What the exercise asks →
Write out these lines again, swapping each "rsi-trendline" for "rsi-trend-line" and leaving everything else untouched.

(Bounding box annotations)

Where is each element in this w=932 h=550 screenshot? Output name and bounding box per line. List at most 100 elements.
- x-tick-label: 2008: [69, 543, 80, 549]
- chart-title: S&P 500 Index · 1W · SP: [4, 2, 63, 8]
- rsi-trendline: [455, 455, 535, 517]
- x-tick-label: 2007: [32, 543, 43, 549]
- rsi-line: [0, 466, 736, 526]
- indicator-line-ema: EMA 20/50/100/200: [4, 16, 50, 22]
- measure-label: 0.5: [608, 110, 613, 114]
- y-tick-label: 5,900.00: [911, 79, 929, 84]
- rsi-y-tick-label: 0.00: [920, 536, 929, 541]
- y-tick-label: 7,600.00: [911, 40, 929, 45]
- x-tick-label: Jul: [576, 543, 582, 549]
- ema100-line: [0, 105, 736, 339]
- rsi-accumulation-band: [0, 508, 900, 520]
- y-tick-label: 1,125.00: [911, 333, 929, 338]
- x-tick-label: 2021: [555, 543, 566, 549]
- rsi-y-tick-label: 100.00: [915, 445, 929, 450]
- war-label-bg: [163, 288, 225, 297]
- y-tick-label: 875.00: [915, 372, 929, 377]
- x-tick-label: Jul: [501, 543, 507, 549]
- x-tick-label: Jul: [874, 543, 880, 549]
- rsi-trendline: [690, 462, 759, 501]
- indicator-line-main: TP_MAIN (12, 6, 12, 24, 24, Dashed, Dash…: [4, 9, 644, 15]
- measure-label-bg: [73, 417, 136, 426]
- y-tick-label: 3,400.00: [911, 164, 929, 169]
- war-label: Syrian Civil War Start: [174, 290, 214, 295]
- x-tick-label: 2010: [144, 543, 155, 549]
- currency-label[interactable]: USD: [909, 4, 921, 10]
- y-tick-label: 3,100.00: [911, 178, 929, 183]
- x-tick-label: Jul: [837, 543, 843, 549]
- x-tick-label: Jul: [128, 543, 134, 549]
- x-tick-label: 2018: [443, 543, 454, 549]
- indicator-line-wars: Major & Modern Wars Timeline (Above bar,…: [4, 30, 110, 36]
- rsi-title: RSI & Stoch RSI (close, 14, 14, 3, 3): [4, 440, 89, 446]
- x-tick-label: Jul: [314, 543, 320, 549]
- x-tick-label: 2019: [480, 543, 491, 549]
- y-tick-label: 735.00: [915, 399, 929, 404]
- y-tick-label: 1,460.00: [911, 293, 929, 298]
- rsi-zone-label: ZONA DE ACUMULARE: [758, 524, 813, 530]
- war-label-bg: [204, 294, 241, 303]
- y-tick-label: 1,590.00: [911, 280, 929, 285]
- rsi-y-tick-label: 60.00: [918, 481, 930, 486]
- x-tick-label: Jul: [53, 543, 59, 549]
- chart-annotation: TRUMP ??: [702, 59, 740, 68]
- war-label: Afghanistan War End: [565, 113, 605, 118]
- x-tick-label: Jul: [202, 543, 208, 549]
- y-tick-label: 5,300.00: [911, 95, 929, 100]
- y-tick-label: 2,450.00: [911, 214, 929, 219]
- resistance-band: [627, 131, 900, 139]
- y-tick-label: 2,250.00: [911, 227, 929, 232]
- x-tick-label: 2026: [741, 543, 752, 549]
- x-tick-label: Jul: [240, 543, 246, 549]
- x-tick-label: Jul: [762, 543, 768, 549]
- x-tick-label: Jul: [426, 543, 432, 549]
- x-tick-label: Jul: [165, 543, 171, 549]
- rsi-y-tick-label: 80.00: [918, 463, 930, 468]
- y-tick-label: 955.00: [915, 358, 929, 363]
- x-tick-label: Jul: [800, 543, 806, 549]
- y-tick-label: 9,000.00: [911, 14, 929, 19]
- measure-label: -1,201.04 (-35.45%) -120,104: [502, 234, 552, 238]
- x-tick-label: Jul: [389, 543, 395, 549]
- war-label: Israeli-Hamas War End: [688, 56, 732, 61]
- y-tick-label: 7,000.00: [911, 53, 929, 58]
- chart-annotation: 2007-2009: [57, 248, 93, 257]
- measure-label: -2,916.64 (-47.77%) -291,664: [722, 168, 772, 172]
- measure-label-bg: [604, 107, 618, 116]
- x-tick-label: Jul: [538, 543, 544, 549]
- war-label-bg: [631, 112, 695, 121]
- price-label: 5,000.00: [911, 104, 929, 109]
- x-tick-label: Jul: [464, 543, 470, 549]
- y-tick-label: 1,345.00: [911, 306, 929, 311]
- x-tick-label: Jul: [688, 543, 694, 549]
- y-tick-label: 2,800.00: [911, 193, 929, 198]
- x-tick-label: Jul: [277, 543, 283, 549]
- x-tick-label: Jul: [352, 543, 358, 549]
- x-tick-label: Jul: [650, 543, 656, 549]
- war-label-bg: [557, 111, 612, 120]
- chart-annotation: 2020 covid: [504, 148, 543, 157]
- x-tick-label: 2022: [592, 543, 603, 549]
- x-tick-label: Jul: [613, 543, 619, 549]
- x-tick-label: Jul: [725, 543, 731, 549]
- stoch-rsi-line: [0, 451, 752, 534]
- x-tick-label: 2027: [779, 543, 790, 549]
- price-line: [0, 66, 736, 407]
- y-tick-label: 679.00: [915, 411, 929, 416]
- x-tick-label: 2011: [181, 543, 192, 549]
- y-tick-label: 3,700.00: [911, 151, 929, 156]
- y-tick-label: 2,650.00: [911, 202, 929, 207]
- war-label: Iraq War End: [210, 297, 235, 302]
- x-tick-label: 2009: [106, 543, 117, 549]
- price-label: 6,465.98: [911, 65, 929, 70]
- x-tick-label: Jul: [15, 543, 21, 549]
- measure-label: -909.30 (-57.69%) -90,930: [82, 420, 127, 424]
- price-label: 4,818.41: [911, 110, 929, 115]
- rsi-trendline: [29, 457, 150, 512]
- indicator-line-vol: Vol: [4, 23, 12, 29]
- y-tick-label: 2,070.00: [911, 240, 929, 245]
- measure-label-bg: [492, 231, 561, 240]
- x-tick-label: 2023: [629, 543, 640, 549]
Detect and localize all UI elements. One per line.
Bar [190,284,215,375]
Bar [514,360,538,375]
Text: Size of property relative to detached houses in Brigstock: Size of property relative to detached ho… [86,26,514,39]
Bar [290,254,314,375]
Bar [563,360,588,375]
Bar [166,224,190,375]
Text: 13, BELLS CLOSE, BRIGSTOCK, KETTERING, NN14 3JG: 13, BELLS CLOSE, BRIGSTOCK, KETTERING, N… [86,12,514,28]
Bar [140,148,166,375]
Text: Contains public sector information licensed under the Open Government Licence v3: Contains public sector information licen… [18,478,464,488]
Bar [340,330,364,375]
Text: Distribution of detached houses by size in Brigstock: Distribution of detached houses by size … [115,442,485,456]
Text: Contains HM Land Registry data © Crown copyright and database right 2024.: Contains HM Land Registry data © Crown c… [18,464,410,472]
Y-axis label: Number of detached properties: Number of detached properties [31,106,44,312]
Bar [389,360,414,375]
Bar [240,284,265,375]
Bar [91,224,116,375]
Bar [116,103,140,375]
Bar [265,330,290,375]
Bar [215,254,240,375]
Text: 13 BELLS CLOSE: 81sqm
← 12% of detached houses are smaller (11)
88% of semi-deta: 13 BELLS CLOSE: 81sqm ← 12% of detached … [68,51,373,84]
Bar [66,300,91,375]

Output below →
Where is each element in this w=932 h=550 screenshot? Output name and bounding box per line. List at most 100 elements.
- x-tick-label: 2008: [69, 543, 80, 549]
- chart-title: S&P 500 Index · 1W · SP: [4, 2, 63, 8]
- rsi-trend-line: [455, 455, 535, 517]
- x-tick-label: 2007: [32, 543, 43, 549]
- rsi-line: [0, 466, 736, 526]
- indicator-line-ema: EMA 20/50/100/200: [4, 16, 50, 22]
- measure-label: 0.5: [608, 110, 613, 114]
- y-tick-label: 5,900.00: [911, 79, 929, 84]
- rsi-y-tick-label: 0.00: [920, 536, 929, 541]
- y-tick-label: 7,600.00: [911, 40, 929, 45]
- x-tick-label: Jul: [576, 543, 582, 549]
- ema100-line: [0, 105, 736, 339]
- rsi-accumulation-band: [0, 508, 900, 520]
- y-tick-label: 1,125.00: [911, 333, 929, 338]
- x-tick-label: 2021: [555, 543, 566, 549]
- rsi-y-tick-label: 100.00: [915, 445, 929, 450]
- war-label-bg: [163, 288, 225, 297]
- y-tick-label: 875.00: [915, 372, 929, 377]
- x-tick-label: Jul: [501, 543, 507, 549]
- x-tick-label: Jul: [874, 543, 880, 549]
- rsi-trend-line: [690, 462, 759, 501]
- indicator-line-main: TP_MAIN (12, 6, 12, 24, 24, Dashed, Dash…: [4, 9, 644, 15]
- measure-label-bg: [73, 417, 136, 426]
- y-tick-label: 3,400.00: [911, 164, 929, 169]
- war-label: Syrian Civil War Start: [174, 290, 214, 295]
- x-tick-label: 2010: [144, 543, 155, 549]
- currency-label[interactable]: USD: [909, 4, 921, 10]
- y-tick-label: 3,100.00: [911, 178, 929, 183]
- x-tick-label: Jul: [837, 543, 843, 549]
- x-tick-label: Jul: [128, 543, 134, 549]
- x-tick-label: 2018: [443, 543, 454, 549]
- indicator-line-wars: Major & Modern Wars Timeline (Above bar,…: [4, 30, 110, 36]
- rsi-title: RSI & Stoch RSI (close, 14, 14, 3, 3): [4, 440, 89, 446]
- x-tick-label: Jul: [314, 543, 320, 549]
- x-tick-label: 2019: [480, 543, 491, 549]
- y-tick-label: 735.00: [915, 399, 929, 404]
- y-tick-label: 1,460.00: [911, 293, 929, 298]
- rsi-zone-label: ZONA DE ACUMULARE: [758, 524, 813, 530]
- war-label-bg: [204, 294, 241, 303]
- y-tick-label: 1,590.00: [911, 280, 929, 285]
- rsi-y-tick-label: 60.00: [918, 481, 930, 486]
- x-tick-label: Jul: [53, 543, 59, 549]
- chart-annotation: TRUMP ??: [702, 59, 740, 68]
- war-label: Afghanistan War End: [565, 113, 605, 118]
- x-tick-label: Jul: [202, 543, 208, 549]
- y-tick-label: 5,300.00: [911, 95, 929, 100]
- y-tick-label: 2,450.00: [911, 214, 929, 219]
- resistance-band: [627, 131, 900, 139]
- y-tick-label: 2,250.00: [911, 227, 929, 232]
- x-tick-label: 2026: [741, 543, 752, 549]
- x-tick-label: Jul: [240, 543, 246, 549]
- x-tick-label: Jul: [762, 543, 768, 549]
- x-tick-label: Jul: [426, 543, 432, 549]
- x-tick-label: Jul: [165, 543, 171, 549]
- rsi-y-tick-label: 80.00: [918, 463, 930, 468]
- y-tick-label: 955.00: [915, 358, 929, 363]
- x-tick-label: Jul: [800, 543, 806, 549]
- y-tick-label: 9,000.00: [911, 14, 929, 19]
- measure-label: -1,201.04 (-35.45%) -120,104: [502, 234, 552, 238]
- x-tick-label: Jul: [389, 543, 395, 549]
- war-label: Israeli-Hamas War End: [688, 56, 732, 61]
- y-tick-label: 7,000.00: [911, 53, 929, 58]
- chart-annotation: 2007-2009: [57, 248, 93, 257]
- measure-label: -2,916.64 (-47.77%) -291,664: [722, 168, 772, 172]
- measure-label-bg: [604, 107, 618, 116]
- x-tick-label: Jul: [538, 543, 544, 549]
- war-label-bg: [631, 112, 695, 121]
- price-label: 5,000.00: [911, 104, 929, 109]
- x-tick-label: Jul: [464, 543, 470, 549]
- y-tick-label: 1,345.00: [911, 306, 929, 311]
- x-tick-label: Jul: [688, 543, 694, 549]
- y-tick-label: 2,800.00: [911, 193, 929, 198]
- x-tick-label: Jul: [277, 543, 283, 549]
- x-tick-label: Jul: [352, 543, 358, 549]
- x-tick-label: Jul: [650, 543, 656, 549]
- war-label-bg: [557, 111, 612, 120]
- chart-annotation: 2020 covid: [504, 148, 543, 157]
- x-tick-label: 2022: [592, 543, 603, 549]
- x-tick-label: Jul: [613, 543, 619, 549]
- x-tick-label: Jul: [725, 543, 731, 549]
- stoch-rsi-line: [0, 451, 752, 534]
- x-tick-label: 2027: [779, 543, 790, 549]
- price-line: [0, 66, 736, 407]
- y-tick-label: 679.00: [915, 411, 929, 416]
- x-tick-label: 2011: [181, 543, 192, 549]
- y-tick-label: 3,700.00: [911, 151, 929, 156]
- y-tick-label: 2,650.00: [911, 202, 929, 207]
- war-label: Iraq War End: [210, 297, 235, 302]
- x-tick-label: 2009: [106, 543, 117, 549]
- price-label: 6,465.98: [911, 65, 929, 70]
- x-tick-label: Jul: [15, 543, 21, 549]
- measure-label: -909.30 (-57.69%) -90,930: [82, 420, 127, 424]
- price-label: 4,818.41: [911, 110, 929, 115]
- rsi-trend-line: [29, 457, 150, 512]
- indicator-line-vol: Vol: [4, 23, 12, 29]
- y-tick-label: 2,070.00: [911, 240, 929, 245]
- measure-label-bg: [492, 231, 561, 240]
- x-tick-label: 2023: [629, 543, 640, 549]
Detect and localize all UI elements. One per line.
Bar [190,284,215,375]
Bar [514,360,538,375]
Text: Size of property relative to detached houses in Brigstock: Size of property relative to detached ho… [86,26,514,39]
Bar [290,254,314,375]
Bar [563,360,588,375]
Bar [166,224,190,375]
Text: 13, BELLS CLOSE, BRIGSTOCK, KETTERING, NN14 3JG: 13, BELLS CLOSE, BRIGSTOCK, KETTERING, N… [86,12,514,28]
Bar [140,148,166,375]
Text: Contains public sector information licensed under the Open Government Licence v3: Contains public sector information licen… [18,478,464,488]
Bar [340,330,364,375]
Text: Distribution of detached houses by size in Brigstock: Distribution of detached houses by size … [115,442,485,456]
Text: Contains HM Land Registry data © Crown copyright and database right 2024.: Contains HM Land Registry data © Crown c… [18,464,410,472]
Y-axis label: Number of detached properties: Number of detached properties [31,106,44,312]
Bar [389,360,414,375]
Bar [240,284,265,375]
Bar [91,224,116,375]
Bar [116,103,140,375]
Bar [265,330,290,375]
Bar [215,254,240,375]
Text: 13 BELLS CLOSE: 81sqm
← 12% of detached houses are smaller (11)
88% of semi-deta: 13 BELLS CLOSE: 81sqm ← 12% of detached … [68,51,373,84]
Bar [66,300,91,375]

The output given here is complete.